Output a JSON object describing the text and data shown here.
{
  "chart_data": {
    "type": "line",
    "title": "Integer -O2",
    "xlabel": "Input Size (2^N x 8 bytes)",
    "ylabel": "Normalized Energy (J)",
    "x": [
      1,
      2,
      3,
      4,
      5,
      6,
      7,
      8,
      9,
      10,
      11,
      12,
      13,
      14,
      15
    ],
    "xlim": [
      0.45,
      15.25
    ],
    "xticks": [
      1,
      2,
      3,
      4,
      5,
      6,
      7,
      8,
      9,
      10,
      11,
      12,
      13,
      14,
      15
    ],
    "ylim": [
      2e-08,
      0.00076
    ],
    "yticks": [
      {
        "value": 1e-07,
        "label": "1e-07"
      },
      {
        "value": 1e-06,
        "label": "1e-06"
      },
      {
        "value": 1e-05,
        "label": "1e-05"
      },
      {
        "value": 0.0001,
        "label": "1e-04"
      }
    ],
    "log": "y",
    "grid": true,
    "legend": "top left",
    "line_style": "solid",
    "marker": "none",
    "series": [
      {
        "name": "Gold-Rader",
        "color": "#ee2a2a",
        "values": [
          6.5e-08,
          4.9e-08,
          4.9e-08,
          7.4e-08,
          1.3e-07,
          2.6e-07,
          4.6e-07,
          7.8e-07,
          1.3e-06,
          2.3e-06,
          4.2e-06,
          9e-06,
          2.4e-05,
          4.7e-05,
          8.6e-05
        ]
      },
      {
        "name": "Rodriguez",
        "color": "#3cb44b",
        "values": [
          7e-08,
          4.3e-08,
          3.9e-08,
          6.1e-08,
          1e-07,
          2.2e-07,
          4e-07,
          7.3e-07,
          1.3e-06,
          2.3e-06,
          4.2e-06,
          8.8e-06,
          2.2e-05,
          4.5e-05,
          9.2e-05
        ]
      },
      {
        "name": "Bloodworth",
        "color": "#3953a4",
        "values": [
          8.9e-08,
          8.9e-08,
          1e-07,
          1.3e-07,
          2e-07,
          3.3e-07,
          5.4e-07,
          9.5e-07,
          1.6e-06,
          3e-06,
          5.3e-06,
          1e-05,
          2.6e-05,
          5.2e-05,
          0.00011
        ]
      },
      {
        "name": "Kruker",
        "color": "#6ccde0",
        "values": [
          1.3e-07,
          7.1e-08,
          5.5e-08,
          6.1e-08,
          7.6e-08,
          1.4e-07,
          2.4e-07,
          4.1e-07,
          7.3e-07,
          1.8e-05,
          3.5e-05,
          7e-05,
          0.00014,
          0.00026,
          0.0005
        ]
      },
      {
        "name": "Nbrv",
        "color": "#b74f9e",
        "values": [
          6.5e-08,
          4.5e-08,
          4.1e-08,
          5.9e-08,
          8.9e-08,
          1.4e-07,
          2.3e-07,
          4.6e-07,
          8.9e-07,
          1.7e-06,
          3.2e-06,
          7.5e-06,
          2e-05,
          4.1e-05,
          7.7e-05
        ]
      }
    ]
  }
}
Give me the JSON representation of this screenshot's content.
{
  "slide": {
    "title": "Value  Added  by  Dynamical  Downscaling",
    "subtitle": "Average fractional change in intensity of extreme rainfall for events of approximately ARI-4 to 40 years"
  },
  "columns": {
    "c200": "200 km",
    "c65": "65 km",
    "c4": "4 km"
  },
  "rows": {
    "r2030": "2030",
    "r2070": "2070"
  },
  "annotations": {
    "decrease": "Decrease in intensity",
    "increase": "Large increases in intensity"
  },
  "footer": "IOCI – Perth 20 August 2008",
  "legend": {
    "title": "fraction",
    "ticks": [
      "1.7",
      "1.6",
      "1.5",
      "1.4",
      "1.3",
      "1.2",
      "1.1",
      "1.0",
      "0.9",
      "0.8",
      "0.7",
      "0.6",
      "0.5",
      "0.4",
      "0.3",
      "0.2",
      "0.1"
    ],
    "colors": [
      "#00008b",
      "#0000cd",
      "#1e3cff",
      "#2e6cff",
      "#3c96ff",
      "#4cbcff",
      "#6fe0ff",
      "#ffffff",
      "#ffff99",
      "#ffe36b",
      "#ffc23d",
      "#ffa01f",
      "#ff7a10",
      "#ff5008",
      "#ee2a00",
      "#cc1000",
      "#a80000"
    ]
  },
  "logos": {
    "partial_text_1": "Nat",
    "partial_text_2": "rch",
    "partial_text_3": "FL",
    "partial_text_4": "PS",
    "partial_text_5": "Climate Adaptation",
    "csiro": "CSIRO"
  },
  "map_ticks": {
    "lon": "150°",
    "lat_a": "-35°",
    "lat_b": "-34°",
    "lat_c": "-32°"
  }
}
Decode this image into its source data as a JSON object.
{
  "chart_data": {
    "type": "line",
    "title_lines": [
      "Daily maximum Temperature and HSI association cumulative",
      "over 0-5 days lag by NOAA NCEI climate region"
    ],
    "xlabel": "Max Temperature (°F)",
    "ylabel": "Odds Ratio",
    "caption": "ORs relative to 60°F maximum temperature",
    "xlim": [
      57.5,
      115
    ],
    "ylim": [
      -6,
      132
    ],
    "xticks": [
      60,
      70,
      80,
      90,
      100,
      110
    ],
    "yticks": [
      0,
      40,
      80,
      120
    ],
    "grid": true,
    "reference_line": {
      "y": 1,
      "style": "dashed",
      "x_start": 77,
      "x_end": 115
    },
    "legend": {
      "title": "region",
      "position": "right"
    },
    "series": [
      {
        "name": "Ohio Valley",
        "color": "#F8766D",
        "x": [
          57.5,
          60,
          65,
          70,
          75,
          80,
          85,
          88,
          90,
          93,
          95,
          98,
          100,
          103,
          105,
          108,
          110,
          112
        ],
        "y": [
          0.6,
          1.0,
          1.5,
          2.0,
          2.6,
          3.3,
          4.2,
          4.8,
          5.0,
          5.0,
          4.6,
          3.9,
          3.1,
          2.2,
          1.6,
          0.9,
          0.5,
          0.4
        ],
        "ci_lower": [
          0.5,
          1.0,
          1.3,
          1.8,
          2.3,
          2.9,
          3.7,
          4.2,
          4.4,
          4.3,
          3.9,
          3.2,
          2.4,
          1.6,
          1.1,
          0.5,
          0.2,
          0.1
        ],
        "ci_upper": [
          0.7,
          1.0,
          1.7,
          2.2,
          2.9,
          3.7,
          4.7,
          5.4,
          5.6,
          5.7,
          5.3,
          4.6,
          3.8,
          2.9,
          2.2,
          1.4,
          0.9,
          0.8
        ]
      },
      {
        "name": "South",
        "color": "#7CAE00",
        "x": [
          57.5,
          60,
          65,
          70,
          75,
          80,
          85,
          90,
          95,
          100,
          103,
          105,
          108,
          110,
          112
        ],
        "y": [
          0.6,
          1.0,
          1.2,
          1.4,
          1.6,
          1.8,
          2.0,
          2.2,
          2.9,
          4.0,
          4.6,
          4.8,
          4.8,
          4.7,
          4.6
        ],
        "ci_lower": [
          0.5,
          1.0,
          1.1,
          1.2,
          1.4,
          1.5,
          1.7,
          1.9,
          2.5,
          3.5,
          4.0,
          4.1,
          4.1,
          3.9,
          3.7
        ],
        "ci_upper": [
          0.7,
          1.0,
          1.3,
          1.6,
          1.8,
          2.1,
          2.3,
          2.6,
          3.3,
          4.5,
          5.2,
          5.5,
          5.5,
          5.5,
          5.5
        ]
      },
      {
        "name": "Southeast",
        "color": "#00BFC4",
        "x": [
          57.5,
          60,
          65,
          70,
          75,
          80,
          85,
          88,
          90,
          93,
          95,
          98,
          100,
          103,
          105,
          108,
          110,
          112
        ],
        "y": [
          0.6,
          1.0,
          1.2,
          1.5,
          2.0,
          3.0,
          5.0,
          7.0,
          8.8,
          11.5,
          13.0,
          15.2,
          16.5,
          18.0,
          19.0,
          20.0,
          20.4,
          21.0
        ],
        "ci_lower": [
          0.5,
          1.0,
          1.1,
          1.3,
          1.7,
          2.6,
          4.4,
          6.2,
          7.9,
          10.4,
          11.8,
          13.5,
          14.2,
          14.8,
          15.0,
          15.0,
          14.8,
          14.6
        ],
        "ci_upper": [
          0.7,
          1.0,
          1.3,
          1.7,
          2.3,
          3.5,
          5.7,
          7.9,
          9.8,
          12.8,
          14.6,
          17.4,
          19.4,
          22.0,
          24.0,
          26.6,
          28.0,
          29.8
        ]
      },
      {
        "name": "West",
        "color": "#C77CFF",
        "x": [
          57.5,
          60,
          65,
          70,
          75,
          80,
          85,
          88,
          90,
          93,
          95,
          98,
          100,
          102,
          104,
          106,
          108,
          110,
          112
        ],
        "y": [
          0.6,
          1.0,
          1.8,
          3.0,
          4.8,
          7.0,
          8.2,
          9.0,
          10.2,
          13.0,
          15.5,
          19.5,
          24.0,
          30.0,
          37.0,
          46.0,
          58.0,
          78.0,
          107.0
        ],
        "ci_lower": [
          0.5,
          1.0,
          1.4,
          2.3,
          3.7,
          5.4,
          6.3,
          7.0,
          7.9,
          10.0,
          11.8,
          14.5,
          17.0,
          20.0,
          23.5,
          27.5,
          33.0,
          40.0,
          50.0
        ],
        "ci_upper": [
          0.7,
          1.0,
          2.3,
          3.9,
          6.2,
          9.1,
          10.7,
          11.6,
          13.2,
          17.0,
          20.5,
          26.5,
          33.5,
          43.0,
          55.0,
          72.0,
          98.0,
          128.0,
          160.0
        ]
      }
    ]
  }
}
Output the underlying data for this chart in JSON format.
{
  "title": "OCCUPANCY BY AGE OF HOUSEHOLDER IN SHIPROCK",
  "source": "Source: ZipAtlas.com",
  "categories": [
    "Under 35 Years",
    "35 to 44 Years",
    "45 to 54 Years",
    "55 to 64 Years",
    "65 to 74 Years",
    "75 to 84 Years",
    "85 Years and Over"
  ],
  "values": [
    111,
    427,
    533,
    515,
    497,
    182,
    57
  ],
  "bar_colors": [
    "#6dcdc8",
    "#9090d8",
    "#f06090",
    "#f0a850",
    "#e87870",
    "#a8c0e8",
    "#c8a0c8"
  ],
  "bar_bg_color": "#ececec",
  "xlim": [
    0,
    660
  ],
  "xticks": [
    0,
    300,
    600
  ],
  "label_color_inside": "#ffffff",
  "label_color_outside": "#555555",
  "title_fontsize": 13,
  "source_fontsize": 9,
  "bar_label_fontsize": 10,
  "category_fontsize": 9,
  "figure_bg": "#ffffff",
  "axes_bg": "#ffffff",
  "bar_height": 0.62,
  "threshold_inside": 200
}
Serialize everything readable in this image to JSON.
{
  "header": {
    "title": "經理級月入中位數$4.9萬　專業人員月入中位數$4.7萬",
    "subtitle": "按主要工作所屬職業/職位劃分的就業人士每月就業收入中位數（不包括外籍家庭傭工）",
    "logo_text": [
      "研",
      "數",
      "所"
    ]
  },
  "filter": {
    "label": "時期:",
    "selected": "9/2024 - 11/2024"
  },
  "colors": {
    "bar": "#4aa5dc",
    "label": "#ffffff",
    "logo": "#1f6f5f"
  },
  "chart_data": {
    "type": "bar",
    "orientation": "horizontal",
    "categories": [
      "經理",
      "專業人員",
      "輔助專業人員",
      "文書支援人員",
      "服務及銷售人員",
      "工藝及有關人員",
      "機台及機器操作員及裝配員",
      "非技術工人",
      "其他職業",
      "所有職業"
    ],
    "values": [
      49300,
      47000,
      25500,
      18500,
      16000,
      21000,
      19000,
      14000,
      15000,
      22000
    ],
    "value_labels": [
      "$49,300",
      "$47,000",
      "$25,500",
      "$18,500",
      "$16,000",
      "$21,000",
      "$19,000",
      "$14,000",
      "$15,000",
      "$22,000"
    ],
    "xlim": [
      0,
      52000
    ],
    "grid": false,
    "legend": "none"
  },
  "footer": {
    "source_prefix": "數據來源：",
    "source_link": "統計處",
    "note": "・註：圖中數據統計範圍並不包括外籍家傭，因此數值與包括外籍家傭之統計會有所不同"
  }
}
□ □ □
Work out how many lines in the records above contain the word "subtitle", and give only that number.

▶ _EXERCISE SOLUTION_: 2